[ENTRIES SHOWN]
__________________________________________________

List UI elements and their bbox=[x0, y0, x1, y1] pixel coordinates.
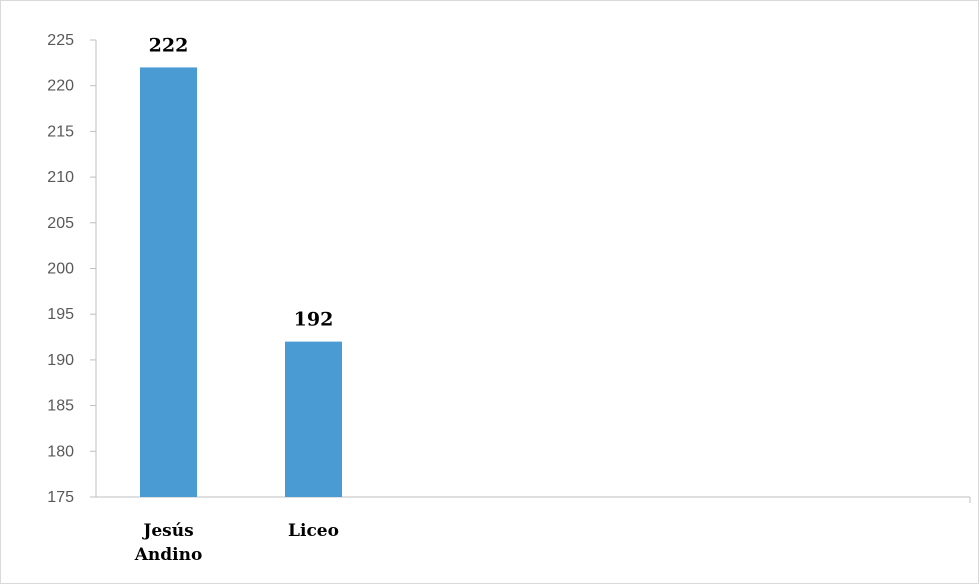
y-tick-label: 225 bbox=[47, 32, 74, 49]
y-axis: 175 180 185 190 195 200 205 210 215 220 225 bbox=[47, 32, 97, 506]
y-tick-label: 215 bbox=[47, 123, 74, 140]
y-tick-label: 205 bbox=[47, 215, 74, 232]
category-label-line: Jesús bbox=[141, 521, 193, 541]
y-tick-label: 180 bbox=[47, 443, 74, 460]
bar bbox=[140, 67, 197, 498]
category-label-line: Andino bbox=[134, 545, 203, 565]
bars bbox=[140, 67, 342, 498]
data-label: 192 bbox=[294, 309, 334, 331]
category-labels: Jesús Andino Liceo bbox=[134, 521, 339, 565]
category-label-line: Liceo bbox=[288, 521, 339, 541]
y-tick-label: 175 bbox=[47, 489, 74, 506]
y-tick-label: 220 bbox=[47, 78, 74, 95]
x-axis bbox=[96, 496, 971, 503]
data-label: 222 bbox=[149, 34, 189, 56]
data-labels: 222 192 bbox=[149, 34, 334, 330]
y-tick-label: 190 bbox=[47, 352, 74, 369]
category-label: Jesús Andino bbox=[134, 521, 203, 565]
bar bbox=[285, 341, 342, 497]
category-label: Liceo bbox=[288, 521, 339, 541]
y-tick-label: 210 bbox=[47, 169, 74, 186]
y-tick-label: 185 bbox=[47, 398, 74, 415]
y-tick-label: 195 bbox=[47, 306, 74, 323]
y-tick-label: 200 bbox=[47, 261, 74, 278]
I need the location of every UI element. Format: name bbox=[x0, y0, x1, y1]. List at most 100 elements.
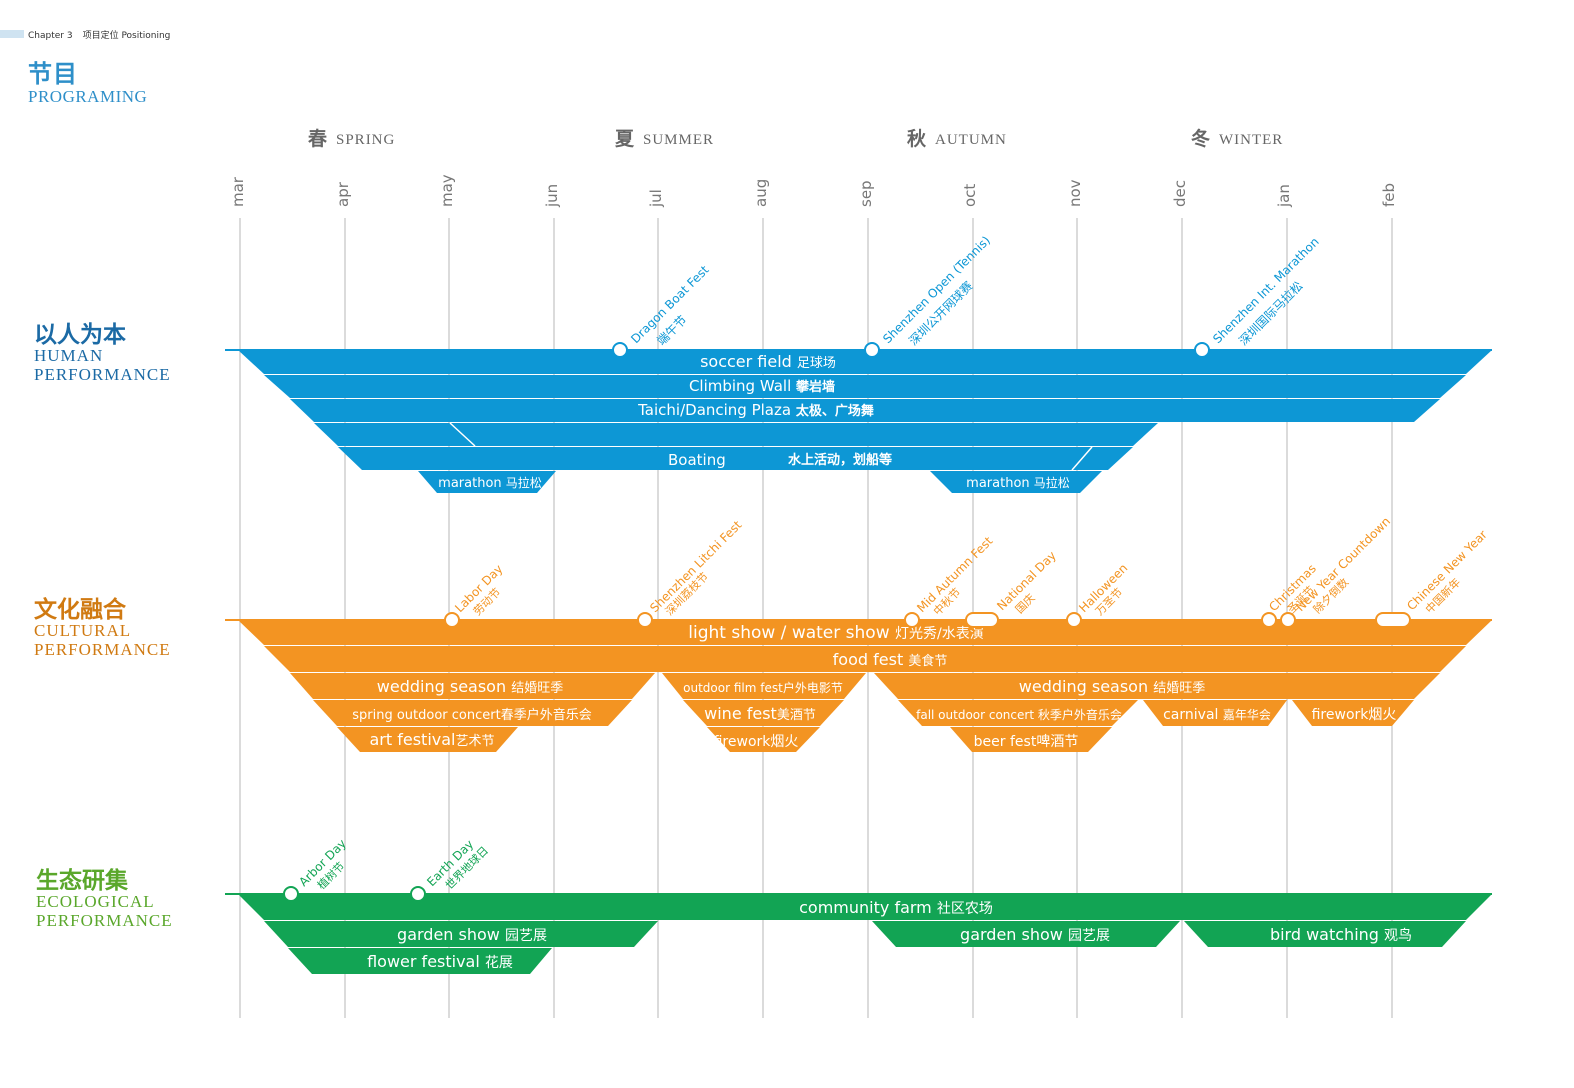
event-marker bbox=[1280, 612, 1296, 628]
category-cultural: 文化融合 CULTURAL PERFORMANCE light show / w… bbox=[34, 514, 1492, 752]
band-garden-show-autumn bbox=[872, 921, 1180, 947]
band-carnival bbox=[1143, 700, 1287, 726]
event-marker bbox=[410, 886, 426, 902]
event-marker bbox=[1194, 342, 1210, 358]
event-new-year-countdown: New Year Countdown 除夕倒数 bbox=[1280, 514, 1393, 628]
event-marker bbox=[612, 342, 628, 358]
category-cultural-title-en-1: CULTURAL bbox=[34, 621, 131, 640]
band-label-boating-en: Boating bbox=[668, 451, 726, 469]
chapter-number: Chapter 3 bbox=[28, 31, 73, 41]
event-shenzhen-open: Shenzhen Open (Tennis) 深圳公开网球赛 bbox=[864, 233, 993, 358]
month-label-jun: jun bbox=[543, 184, 561, 208]
season-winter: 冬 WINTER bbox=[1191, 127, 1283, 150]
month-label-may: may bbox=[438, 174, 456, 207]
band-light-show bbox=[238, 620, 1492, 645]
season-autumn: 秋 AUTUMN bbox=[907, 127, 1006, 150]
band-label: marathon 马拉松 bbox=[438, 475, 542, 491]
cultural-bands bbox=[238, 620, 1492, 752]
band-label: beer fest啤酒节 bbox=[974, 734, 1079, 750]
category-ecological: 生态研集 ECOLOGICAL PERFORMANCE community fa… bbox=[36, 836, 1492, 974]
band-label: spring outdoor concert春季户外音乐会 bbox=[352, 707, 591, 723]
page-title-en: PROGRAMING bbox=[28, 87, 148, 106]
category-human-title-en-2: PERFORMANCE bbox=[34, 365, 171, 384]
band-garden-show-spring bbox=[264, 921, 658, 947]
event-marker bbox=[1375, 612, 1411, 628]
human-events: Dragon Boat Fest 端午节 Shenzhen Open (Tenn… bbox=[612, 233, 1322, 358]
month-grid: mar apr may jun jul aug sep oct bbox=[229, 174, 1398, 1018]
boating-inner-divider-left bbox=[449, 422, 476, 447]
band-boating-upper bbox=[314, 423, 1158, 446]
band-flower-festival bbox=[288, 948, 552, 974]
band-art-festival bbox=[337, 727, 518, 752]
category-ecological-title-cn: 生态研集 bbox=[36, 867, 129, 894]
band-marathon-spring bbox=[418, 471, 556, 493]
band-label: art festival艺术节 bbox=[369, 730, 494, 749]
page-header: Chapter 3 项目定位 Positioning 节目 PROGRAMING bbox=[0, 0, 500, 120]
season-spring-en: SPRING bbox=[336, 132, 395, 148]
band-label: Climbing Wall 攀岩墙 bbox=[689, 377, 835, 395]
event-marker bbox=[444, 612, 460, 628]
band-food-fest bbox=[264, 646, 1466, 672]
season-headers: 春 SPRING 夏 SUMMER 秋 AUTUMN 冬 WINTER bbox=[308, 127, 1283, 150]
band-wedding-autumn bbox=[874, 673, 1440, 699]
event-marker bbox=[283, 886, 299, 902]
month-label-nov: nov bbox=[1066, 179, 1084, 207]
month-label-mar: mar bbox=[229, 176, 247, 207]
band-spring-concert bbox=[313, 700, 632, 726]
band-label: garden show 园艺展 bbox=[397, 925, 547, 944]
season-summer-cn: 夏 bbox=[615, 128, 635, 150]
month-may: may bbox=[438, 174, 456, 1018]
season-summer: 夏 SUMMER bbox=[615, 128, 713, 150]
band-label: soccer field 足球场 bbox=[700, 352, 836, 371]
band-boating bbox=[338, 447, 1133, 470]
event-dragon-boat: Dragon Boat Fest 端午节 bbox=[612, 263, 712, 358]
month-label-jan: jan bbox=[1275, 184, 1293, 208]
event-label: Shenzhen Litchi Fest bbox=[647, 518, 744, 615]
ecological-band-labels: community farm 社区农场 garden show 园艺展 gard… bbox=[367, 898, 1412, 971]
category-cultural-title-cn: 文化融合 bbox=[34, 596, 127, 623]
band-label: firework烟火 bbox=[714, 734, 799, 750]
band-label: food fest 美食节 bbox=[833, 650, 948, 669]
band-label: fall outdoor concert 秋季户外音乐会 bbox=[916, 707, 1122, 722]
band-firework-summer bbox=[707, 727, 820, 752]
band-label: Taichi/Dancing Plaza 太极、广场舞 bbox=[637, 401, 874, 419]
category-ecological-title-en-2: PERFORMANCE bbox=[36, 911, 173, 930]
band-label: community farm 社区农场 bbox=[799, 898, 993, 917]
season-spring-cn: 春 bbox=[308, 127, 327, 150]
event-chinese-new-year: Chinese New Year 中国新年 bbox=[1375, 527, 1490, 628]
month-sep: sep bbox=[857, 180, 875, 1018]
band-label: marathon 马拉松 bbox=[966, 475, 1070, 491]
event-label: Shenzhen Open (Tennis) bbox=[880, 233, 993, 346]
event-national-day: National Day 国庆 bbox=[965, 548, 1059, 628]
band-wine-fest bbox=[683, 700, 844, 726]
cultural-band-labels: light show / water show 灯光秀/水表演 food fes… bbox=[352, 623, 1396, 750]
month-jun: jun bbox=[543, 184, 561, 1018]
category-human-title-cn: 以人为本 bbox=[34, 322, 126, 348]
event-marker bbox=[864, 342, 880, 358]
month-mar: mar bbox=[229, 176, 247, 1018]
band-label: wedding season 结婚旺季 bbox=[1019, 677, 1205, 696]
band-beer-fest bbox=[950, 727, 1112, 752]
band-soccer-field bbox=[238, 350, 1492, 374]
month-label-apr: apr bbox=[334, 181, 352, 207]
band-label: bird watching 观鸟 bbox=[1270, 925, 1412, 944]
event-marker bbox=[965, 612, 999, 628]
event-litchi-fest: Shenzhen Litchi Fest 深圳荔枝节 bbox=[637, 518, 745, 628]
event-marker bbox=[1066, 612, 1082, 628]
band-label: outdoor film fest户外电影节 bbox=[683, 680, 843, 695]
human-band-labels: soccer field 足球场 Climbing Wall 攀岩墙 Taich… bbox=[438, 352, 1070, 491]
category-ecological-title-en-1: ECOLOGICAL bbox=[36, 892, 155, 911]
month-label-jul: jul bbox=[647, 189, 665, 208]
chapter-bar bbox=[0, 30, 24, 38]
event-label: Shenzhen Int. Marathon bbox=[1210, 235, 1321, 346]
season-winter-en: WINTER bbox=[1219, 132, 1283, 148]
page-title-cn: 节目 bbox=[28, 60, 78, 88]
event-earth-day: Earth Day 世界地球日 bbox=[410, 837, 491, 902]
season-spring: 春 SPRING bbox=[308, 127, 395, 150]
band-label: garden show 园艺展 bbox=[960, 925, 1110, 944]
band-taichi-plaza bbox=[290, 399, 1440, 422]
month-nov: nov bbox=[1066, 179, 1084, 1018]
category-human-title-en-1: HUMAN bbox=[34, 346, 103, 365]
band-firework-winter bbox=[1292, 700, 1414, 726]
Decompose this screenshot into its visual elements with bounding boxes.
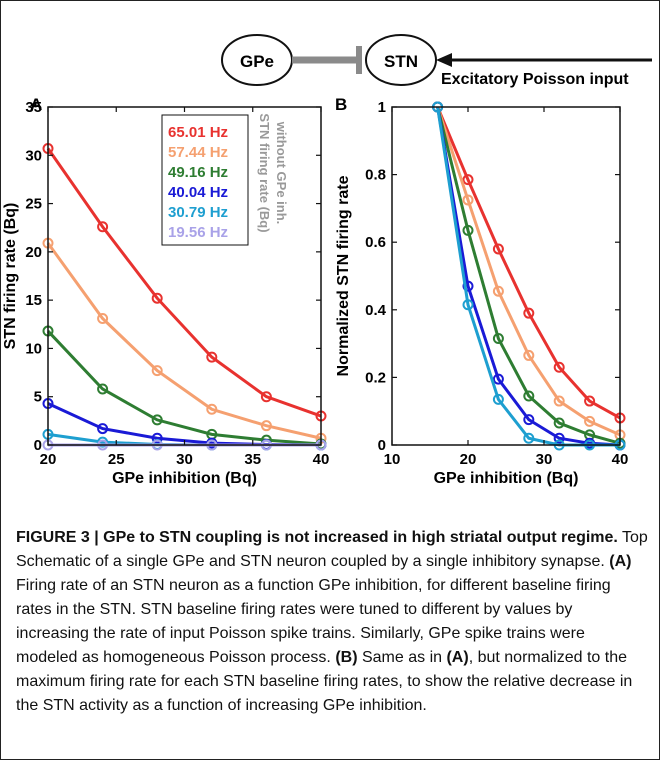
caption-ref-a-2: (A) <box>446 649 469 666</box>
chart-panel-b: B 0 0.2 0.4 0.6 0.8 1 10 20 30 40 GPe inhibition (… <box>335 95 629 487</box>
data-point <box>584 415 596 427</box>
data-point <box>492 373 504 385</box>
data-point <box>553 417 565 429</box>
caption-text-1: Top Schematic of a single GPe and STN ne… <box>16 529 648 570</box>
series-line <box>46 242 322 440</box>
y-tick-label: 0 <box>378 437 386 454</box>
y-tick-label: 10 <box>25 340 42 357</box>
data-point <box>206 351 218 363</box>
y-tick-label: 5 <box>34 389 42 406</box>
data-point <box>553 432 565 444</box>
x-tick-label: 20 <box>460 451 477 468</box>
chart-panel-a: A 0 5 10 15 20 25 30 35 20 25 30 35 40 GPe inhibition… <box>2 95 330 487</box>
data-point <box>462 280 474 292</box>
data-point <box>151 365 163 377</box>
panel-b-letter: B <box>335 95 347 114</box>
x-tick-label: 35 <box>244 451 261 468</box>
y-tick-label: 15 <box>25 292 42 309</box>
legend-entry: 19.56 Hz <box>168 224 228 241</box>
series-line <box>46 147 322 418</box>
axes-box <box>391 106 621 446</box>
caption-ref-b: (B) <box>335 649 358 666</box>
data-point <box>492 393 504 405</box>
data-point <box>462 194 474 206</box>
legend-entry: 40.04 Hz <box>168 184 228 201</box>
data-point <box>523 414 535 426</box>
data-point <box>553 395 565 407</box>
x-axis-label: GPe inhibition (Bq) <box>434 470 579 487</box>
data-point <box>523 390 535 402</box>
legend-entry: 57.44 Hz <box>168 144 228 161</box>
data-point <box>97 423 109 435</box>
caption-ref-a: (A) <box>609 553 632 570</box>
x-tick-label: 40 <box>313 451 330 468</box>
data-point <box>97 312 109 324</box>
series-line <box>436 106 621 445</box>
series-line <box>436 106 621 437</box>
y-tick-label: 35 <box>25 99 42 116</box>
x-tick-label: 30 <box>176 451 193 468</box>
data-point <box>260 391 272 403</box>
caption-text-4: , but normalized to the maximum firing r… <box>16 649 633 714</box>
data-point <box>151 414 163 426</box>
caption-title: FIGURE 3 | GPe to STN coupling is not in… <box>16 529 618 546</box>
legend-entry: 49.16 Hz <box>168 164 228 181</box>
y-tick-label: 0 <box>34 437 42 454</box>
x-tick-label: 20 <box>40 451 57 468</box>
figure-caption: FIGURE 3 | GPe to STN coupling is not in… <box>16 526 648 718</box>
x-tick-label: 10 <box>384 451 401 468</box>
legend-box <box>161 114 249 246</box>
series-line <box>436 106 621 447</box>
data-point <box>260 420 272 432</box>
data-point <box>492 285 504 297</box>
data-point <box>523 307 535 319</box>
y-tick-label: 1 <box>378 99 386 116</box>
x-tick-label: 25 <box>108 451 125 468</box>
data-point <box>462 224 474 236</box>
caption-text-2: Firing rate of an STN neuron as a functi… <box>16 577 611 666</box>
data-point <box>97 221 109 233</box>
data-point <box>492 333 504 345</box>
panel-a-letter: A <box>30 95 42 114</box>
data-point <box>151 432 163 444</box>
y-tick-label: 0.8 <box>365 167 386 184</box>
y-tick-label: 20 <box>25 244 42 261</box>
data-point <box>462 174 474 186</box>
data-point <box>97 383 109 395</box>
legend-rotated-label: STN firing rate (Bq) <box>257 113 272 232</box>
x-tick-label: 40 <box>612 451 629 468</box>
y-axis-label: Normalized STN firing rate <box>335 175 352 376</box>
legend-entry: 65.01 Hz <box>168 124 228 141</box>
caption-text-3: Same as in <box>357 649 447 666</box>
input-label: Excitatory Poisson input <box>441 71 629 88</box>
data-point <box>584 395 596 407</box>
x-axis-label: GPe inhibition (Bq) <box>112 470 257 487</box>
data-point <box>553 361 565 373</box>
series-line <box>46 330 322 446</box>
data-point <box>206 403 218 415</box>
y-axis-label: STN firing rate (Bq) <box>2 203 19 350</box>
y-tick-label: 0.2 <box>365 369 386 386</box>
y-tick-label: 0.4 <box>365 302 387 319</box>
stn-label: STN <box>384 52 418 71</box>
data-point <box>492 243 504 255</box>
legend-entry: 30.79 Hz <box>168 204 228 221</box>
gpe-label: GPe <box>240 52 274 71</box>
data-point <box>523 349 535 361</box>
y-tick-label: 0.6 <box>365 234 386 251</box>
y-tick-label: 25 <box>25 196 42 213</box>
legend-rotated-label: without GPe inh. <box>274 121 289 225</box>
data-point <box>151 292 163 304</box>
data-point <box>462 299 474 311</box>
input-arrow-head <box>436 53 452 67</box>
y-tick-label: 30 <box>25 147 42 164</box>
x-tick-label: 30 <box>536 451 553 468</box>
series-line <box>436 106 621 420</box>
schematic-diagram: GPe STN Excitatory Poisson input <box>221 34 652 88</box>
data-point <box>523 432 535 444</box>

__________________________________________________

Copy everything from the start of the rows down to the line containing "I need the location", both ends included. Leave the pictures out.

[CORRECT OUTPUT]
List UI elements and their bbox=[x0, y0, x1, y1] pixel coordinates.
y-tick-label: 225 bbox=[47, 32, 74, 49]
y-axis: 175 180 185 190 195 200 205 210 215 220 225 bbox=[47, 32, 97, 506]
y-tick-label: 215 bbox=[47, 123, 74, 140]
y-tick-label: 205 bbox=[47, 215, 74, 232]
category-label-line: Jesús bbox=[141, 521, 193, 541]
y-tick-label: 180 bbox=[47, 443, 74, 460]
bar bbox=[140, 67, 197, 498]
category-label-line: Andino bbox=[134, 545, 203, 565]
bars bbox=[140, 67, 342, 498]
data-label: 192 bbox=[294, 309, 334, 331]
category-labels: Jesús Andino Liceo bbox=[134, 521, 339, 565]
category-label-line: Liceo bbox=[288, 521, 339, 541]
y-tick-label: 175 bbox=[47, 489, 74, 506]
y-tick-label: 220 bbox=[47, 78, 74, 95]
x-axis bbox=[96, 496, 971, 503]
data-label: 222 bbox=[149, 34, 189, 56]
data-labels: 222 192 bbox=[149, 34, 334, 330]
y-tick-label: 190 bbox=[47, 352, 74, 369]
category-label: Jesús Andino bbox=[134, 521, 203, 565]
bar bbox=[285, 341, 342, 497]
category-label: Liceo bbox=[288, 521, 339, 541]
y-tick-label: 210 bbox=[47, 169, 74, 186]
y-tick-label: 185 bbox=[47, 398, 74, 415]
y-tick-label: 195 bbox=[47, 306, 74, 323]
y-tick-label: 200 bbox=[47, 261, 74, 278]
I need the location of every UI element. Format: name bbox=[x0, y0, x1, y1]. List at most 100 elements.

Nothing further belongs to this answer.